**To be done:**
Isolate every line in the records below with "стандартные" in it.

**Input records:**
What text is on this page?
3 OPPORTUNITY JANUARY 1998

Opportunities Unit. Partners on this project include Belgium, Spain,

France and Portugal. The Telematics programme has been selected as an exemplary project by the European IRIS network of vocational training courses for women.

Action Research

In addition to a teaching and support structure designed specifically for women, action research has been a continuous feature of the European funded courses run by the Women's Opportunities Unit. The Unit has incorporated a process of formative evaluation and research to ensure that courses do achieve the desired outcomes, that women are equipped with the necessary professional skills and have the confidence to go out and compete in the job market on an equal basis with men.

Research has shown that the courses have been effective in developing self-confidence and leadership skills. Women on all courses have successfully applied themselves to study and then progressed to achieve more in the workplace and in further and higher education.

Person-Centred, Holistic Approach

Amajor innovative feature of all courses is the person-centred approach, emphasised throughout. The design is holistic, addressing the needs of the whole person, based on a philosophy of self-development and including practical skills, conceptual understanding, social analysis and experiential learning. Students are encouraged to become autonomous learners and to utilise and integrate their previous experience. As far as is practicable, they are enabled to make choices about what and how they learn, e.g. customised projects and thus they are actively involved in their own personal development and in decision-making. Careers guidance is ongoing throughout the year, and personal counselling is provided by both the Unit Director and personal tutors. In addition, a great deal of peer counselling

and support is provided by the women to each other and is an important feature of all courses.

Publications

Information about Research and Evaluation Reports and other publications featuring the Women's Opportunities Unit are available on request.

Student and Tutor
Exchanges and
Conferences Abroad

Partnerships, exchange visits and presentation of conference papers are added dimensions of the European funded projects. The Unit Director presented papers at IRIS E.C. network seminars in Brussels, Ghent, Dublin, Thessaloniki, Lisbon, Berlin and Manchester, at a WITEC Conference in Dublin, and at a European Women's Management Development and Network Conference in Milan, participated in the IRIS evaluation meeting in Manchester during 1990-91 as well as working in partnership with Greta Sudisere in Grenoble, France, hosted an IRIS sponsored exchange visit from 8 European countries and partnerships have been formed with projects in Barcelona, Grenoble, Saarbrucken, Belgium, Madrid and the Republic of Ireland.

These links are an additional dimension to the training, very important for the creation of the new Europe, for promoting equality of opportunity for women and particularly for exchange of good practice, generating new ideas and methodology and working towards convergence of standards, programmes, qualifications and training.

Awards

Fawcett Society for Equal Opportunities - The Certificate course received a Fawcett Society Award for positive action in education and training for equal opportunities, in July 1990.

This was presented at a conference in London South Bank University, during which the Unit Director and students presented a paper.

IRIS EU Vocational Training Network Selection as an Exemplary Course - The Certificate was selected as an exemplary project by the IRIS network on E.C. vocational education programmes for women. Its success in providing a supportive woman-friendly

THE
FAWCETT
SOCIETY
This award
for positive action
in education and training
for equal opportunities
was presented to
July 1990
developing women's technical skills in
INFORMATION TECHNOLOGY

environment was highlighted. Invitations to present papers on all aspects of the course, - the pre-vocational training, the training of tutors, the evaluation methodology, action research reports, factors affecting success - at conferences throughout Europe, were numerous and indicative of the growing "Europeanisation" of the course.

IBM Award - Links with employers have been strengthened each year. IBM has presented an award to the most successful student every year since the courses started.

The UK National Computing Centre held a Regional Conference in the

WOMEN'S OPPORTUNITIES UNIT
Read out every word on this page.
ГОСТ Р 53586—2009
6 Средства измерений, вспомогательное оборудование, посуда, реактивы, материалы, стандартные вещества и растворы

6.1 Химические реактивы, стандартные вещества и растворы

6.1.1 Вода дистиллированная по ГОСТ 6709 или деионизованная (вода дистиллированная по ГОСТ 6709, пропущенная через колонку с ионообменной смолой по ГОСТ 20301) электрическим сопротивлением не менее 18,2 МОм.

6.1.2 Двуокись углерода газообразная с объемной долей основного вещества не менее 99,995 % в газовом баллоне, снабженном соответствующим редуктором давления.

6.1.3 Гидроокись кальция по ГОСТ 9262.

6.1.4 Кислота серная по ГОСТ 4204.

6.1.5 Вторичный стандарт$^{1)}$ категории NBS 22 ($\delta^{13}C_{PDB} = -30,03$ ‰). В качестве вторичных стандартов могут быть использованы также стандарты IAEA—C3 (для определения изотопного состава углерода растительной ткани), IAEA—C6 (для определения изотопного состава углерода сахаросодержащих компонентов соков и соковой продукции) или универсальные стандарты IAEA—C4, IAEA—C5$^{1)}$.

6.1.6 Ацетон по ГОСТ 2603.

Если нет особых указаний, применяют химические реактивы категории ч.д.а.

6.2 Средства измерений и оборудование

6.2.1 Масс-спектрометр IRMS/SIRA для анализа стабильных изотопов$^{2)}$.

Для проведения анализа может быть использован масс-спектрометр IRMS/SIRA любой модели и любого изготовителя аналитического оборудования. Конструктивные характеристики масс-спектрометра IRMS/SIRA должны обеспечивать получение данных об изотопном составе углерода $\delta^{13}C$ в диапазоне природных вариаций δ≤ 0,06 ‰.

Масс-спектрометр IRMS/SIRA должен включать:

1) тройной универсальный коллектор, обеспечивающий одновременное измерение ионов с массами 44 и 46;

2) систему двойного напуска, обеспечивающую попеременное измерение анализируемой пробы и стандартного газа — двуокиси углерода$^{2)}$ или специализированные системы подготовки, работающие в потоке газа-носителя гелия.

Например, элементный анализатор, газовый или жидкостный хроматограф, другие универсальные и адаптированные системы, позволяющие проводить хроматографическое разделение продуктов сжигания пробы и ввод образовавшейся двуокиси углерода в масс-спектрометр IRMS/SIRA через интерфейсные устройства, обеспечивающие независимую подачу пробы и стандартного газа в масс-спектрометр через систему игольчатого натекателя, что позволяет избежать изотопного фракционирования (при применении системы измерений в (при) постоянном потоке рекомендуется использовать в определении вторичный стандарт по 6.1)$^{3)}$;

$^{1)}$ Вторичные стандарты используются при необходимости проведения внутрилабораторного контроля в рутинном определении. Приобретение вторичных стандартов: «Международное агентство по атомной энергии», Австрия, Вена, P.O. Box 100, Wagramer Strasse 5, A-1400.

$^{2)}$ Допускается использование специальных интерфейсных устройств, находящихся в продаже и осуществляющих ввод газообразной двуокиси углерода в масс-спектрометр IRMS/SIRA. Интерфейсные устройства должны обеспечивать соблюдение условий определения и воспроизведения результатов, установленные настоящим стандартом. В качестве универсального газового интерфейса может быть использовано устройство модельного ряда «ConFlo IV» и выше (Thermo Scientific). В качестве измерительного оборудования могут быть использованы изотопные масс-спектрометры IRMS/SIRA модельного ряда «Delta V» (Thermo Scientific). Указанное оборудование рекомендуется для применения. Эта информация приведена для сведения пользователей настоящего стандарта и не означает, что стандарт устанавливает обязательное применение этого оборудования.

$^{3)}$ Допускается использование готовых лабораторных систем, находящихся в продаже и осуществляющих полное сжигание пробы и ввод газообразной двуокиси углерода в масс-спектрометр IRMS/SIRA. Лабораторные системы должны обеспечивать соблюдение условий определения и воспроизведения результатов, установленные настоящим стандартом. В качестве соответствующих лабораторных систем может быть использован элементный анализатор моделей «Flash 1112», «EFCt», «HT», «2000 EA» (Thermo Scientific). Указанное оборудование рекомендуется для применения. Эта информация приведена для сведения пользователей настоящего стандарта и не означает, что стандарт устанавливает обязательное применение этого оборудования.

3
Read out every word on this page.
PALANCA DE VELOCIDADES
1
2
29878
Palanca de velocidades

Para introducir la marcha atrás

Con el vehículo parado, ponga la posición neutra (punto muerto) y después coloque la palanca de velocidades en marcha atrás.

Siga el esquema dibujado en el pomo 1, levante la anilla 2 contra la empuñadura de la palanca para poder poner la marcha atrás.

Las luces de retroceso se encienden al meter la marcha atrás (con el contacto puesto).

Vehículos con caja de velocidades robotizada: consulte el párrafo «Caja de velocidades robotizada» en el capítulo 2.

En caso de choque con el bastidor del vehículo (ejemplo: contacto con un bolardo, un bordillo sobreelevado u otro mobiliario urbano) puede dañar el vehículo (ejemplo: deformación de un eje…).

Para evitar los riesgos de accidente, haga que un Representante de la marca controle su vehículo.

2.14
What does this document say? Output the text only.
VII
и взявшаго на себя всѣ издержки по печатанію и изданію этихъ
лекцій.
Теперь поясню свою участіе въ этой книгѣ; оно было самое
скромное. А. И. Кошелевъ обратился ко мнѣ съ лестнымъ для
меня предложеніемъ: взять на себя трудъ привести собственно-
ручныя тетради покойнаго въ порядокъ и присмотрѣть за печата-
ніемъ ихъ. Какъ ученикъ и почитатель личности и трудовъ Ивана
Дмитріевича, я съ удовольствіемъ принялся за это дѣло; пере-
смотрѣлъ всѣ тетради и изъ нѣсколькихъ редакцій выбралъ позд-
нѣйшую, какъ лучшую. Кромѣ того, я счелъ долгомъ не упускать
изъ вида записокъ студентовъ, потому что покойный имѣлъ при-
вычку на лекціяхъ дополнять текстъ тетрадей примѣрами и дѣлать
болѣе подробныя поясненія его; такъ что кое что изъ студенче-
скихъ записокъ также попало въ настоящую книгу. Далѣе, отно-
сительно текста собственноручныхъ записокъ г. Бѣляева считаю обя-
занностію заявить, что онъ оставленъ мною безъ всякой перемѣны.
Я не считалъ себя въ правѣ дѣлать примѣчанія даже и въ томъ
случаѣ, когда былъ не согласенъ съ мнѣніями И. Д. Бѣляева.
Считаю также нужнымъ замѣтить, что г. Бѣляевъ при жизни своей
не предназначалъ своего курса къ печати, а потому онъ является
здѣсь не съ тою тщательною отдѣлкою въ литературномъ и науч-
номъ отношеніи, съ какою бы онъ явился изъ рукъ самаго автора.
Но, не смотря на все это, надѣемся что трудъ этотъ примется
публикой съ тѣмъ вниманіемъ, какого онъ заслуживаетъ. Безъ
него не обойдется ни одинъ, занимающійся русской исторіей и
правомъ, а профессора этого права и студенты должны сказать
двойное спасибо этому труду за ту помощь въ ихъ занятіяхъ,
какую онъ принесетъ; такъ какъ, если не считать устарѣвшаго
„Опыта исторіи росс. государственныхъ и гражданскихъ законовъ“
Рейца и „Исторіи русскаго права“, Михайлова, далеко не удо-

**Result of the task:**
6 Средства измерений, вспомогательное оборудование, посуда, реактивы, материалы, стандартные вещества и растворы
6.1 Химические реактивы, стандартные вещества и растворы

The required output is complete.